* [EXERCISE DETAILS]: Return each line of the records holding the string "temps".

* [Data excerpts]:
-.-.-

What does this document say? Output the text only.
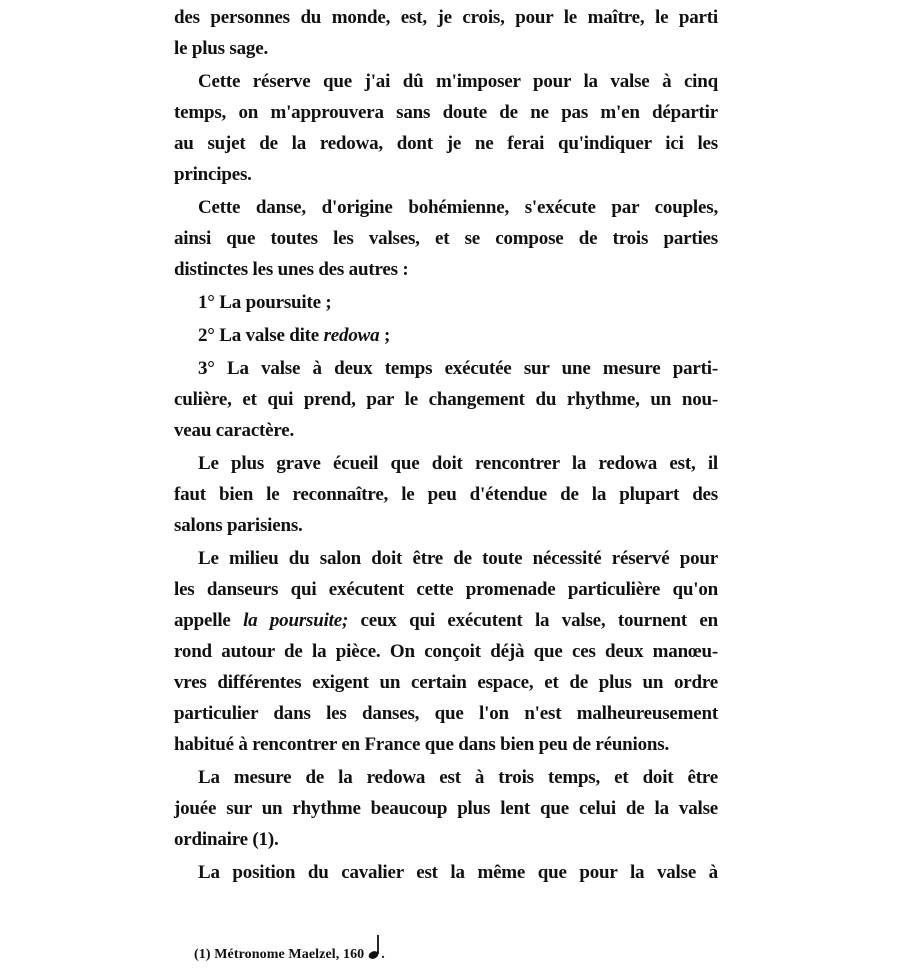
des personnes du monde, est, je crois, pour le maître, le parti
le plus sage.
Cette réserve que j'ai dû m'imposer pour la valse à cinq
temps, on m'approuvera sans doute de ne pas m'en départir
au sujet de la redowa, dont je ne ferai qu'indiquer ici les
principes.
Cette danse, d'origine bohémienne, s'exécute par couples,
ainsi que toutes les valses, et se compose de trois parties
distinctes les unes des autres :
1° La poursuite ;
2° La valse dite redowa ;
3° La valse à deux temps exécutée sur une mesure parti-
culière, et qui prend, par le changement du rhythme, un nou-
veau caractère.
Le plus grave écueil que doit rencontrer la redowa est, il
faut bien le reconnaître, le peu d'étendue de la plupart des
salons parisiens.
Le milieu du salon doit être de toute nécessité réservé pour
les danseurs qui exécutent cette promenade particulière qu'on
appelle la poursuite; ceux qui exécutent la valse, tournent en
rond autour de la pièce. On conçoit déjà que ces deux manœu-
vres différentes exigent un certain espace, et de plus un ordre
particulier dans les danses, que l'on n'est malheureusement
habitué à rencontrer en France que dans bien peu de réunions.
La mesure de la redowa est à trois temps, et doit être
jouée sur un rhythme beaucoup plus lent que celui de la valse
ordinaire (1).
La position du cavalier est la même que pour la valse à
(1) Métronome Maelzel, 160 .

-.-.-

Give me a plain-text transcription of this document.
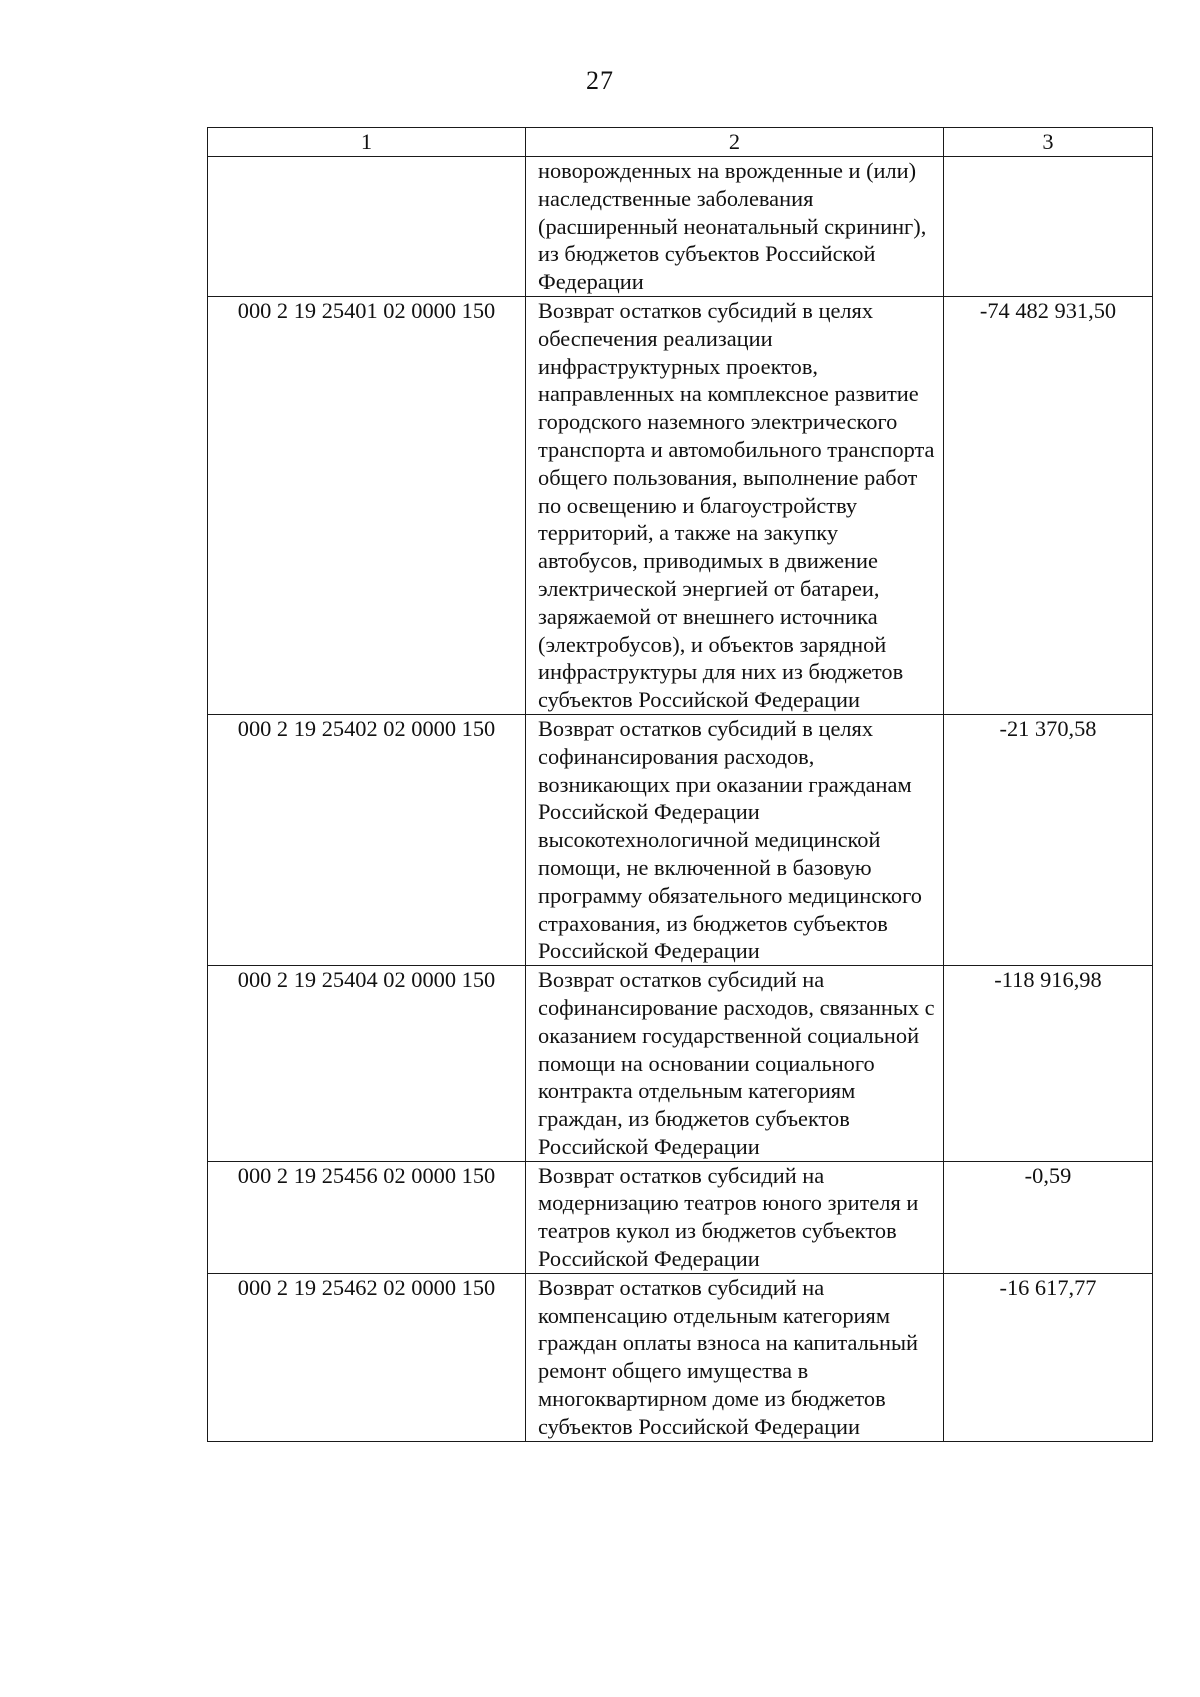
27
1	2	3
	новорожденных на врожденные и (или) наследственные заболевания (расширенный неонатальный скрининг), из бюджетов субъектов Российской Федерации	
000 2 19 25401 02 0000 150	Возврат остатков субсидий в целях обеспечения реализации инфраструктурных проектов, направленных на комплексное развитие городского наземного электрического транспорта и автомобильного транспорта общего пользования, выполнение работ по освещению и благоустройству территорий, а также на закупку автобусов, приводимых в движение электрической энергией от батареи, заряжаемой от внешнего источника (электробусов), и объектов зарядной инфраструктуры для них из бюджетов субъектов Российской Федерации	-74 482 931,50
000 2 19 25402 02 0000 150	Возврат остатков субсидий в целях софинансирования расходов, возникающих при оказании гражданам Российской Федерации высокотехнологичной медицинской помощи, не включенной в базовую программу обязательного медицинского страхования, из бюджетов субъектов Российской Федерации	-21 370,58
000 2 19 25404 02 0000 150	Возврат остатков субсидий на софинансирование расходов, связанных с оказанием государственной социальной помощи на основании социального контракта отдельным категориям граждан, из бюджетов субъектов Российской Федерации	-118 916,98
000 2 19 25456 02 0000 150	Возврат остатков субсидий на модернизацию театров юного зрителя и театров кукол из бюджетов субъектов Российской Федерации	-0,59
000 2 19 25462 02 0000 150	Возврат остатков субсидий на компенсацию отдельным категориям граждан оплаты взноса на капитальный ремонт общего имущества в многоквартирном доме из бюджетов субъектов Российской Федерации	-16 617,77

-.-.-

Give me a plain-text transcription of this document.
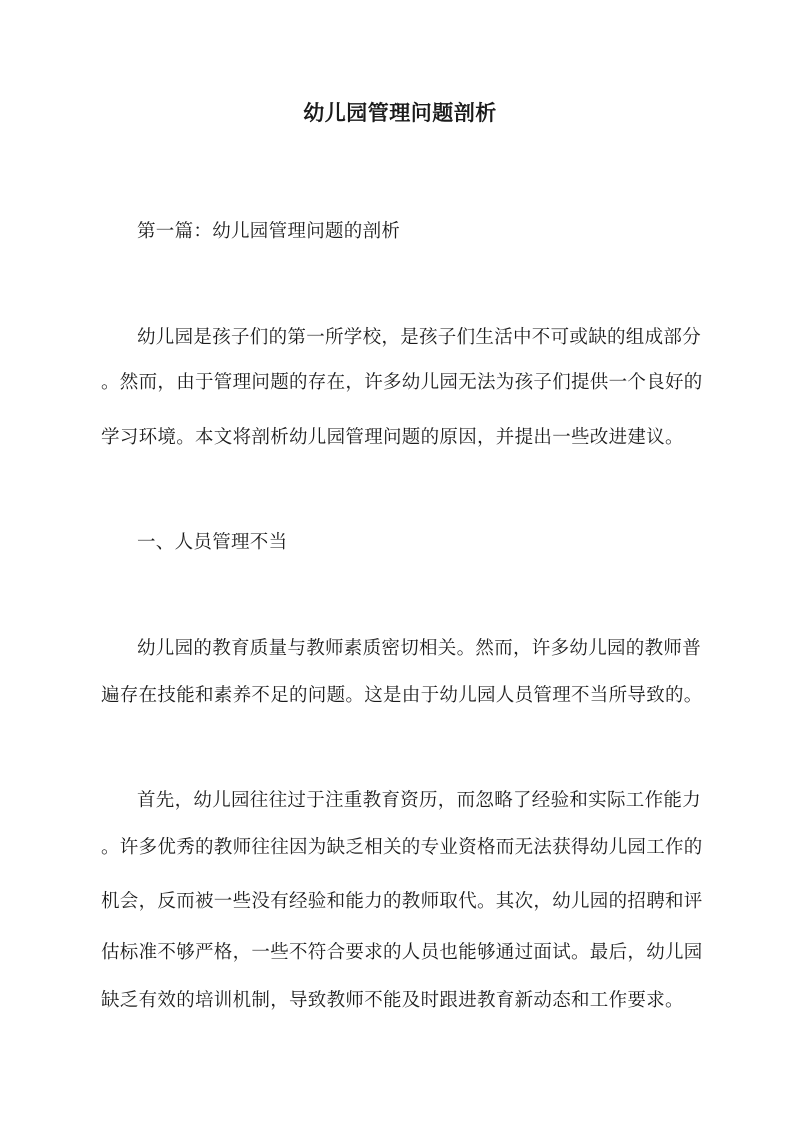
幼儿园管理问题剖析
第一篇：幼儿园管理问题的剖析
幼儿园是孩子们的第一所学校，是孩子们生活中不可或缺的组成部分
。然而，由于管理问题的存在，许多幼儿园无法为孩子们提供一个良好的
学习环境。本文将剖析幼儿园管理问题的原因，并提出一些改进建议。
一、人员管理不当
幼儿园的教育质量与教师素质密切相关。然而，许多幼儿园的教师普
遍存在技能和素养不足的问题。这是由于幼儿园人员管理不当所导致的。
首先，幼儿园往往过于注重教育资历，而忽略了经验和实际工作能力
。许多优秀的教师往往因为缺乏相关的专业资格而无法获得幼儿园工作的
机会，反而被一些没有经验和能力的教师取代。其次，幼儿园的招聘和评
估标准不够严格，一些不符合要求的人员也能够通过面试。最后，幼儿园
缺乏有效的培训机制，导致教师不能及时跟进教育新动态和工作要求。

-.-.-

* [TASK ANSWER]:
temps, on m'approuvera sans doute de ne pas m'en départir
3° La valse à deux temps exécutée sur une mesure parti-
La mesure de la redowa est à trois temps, et doit être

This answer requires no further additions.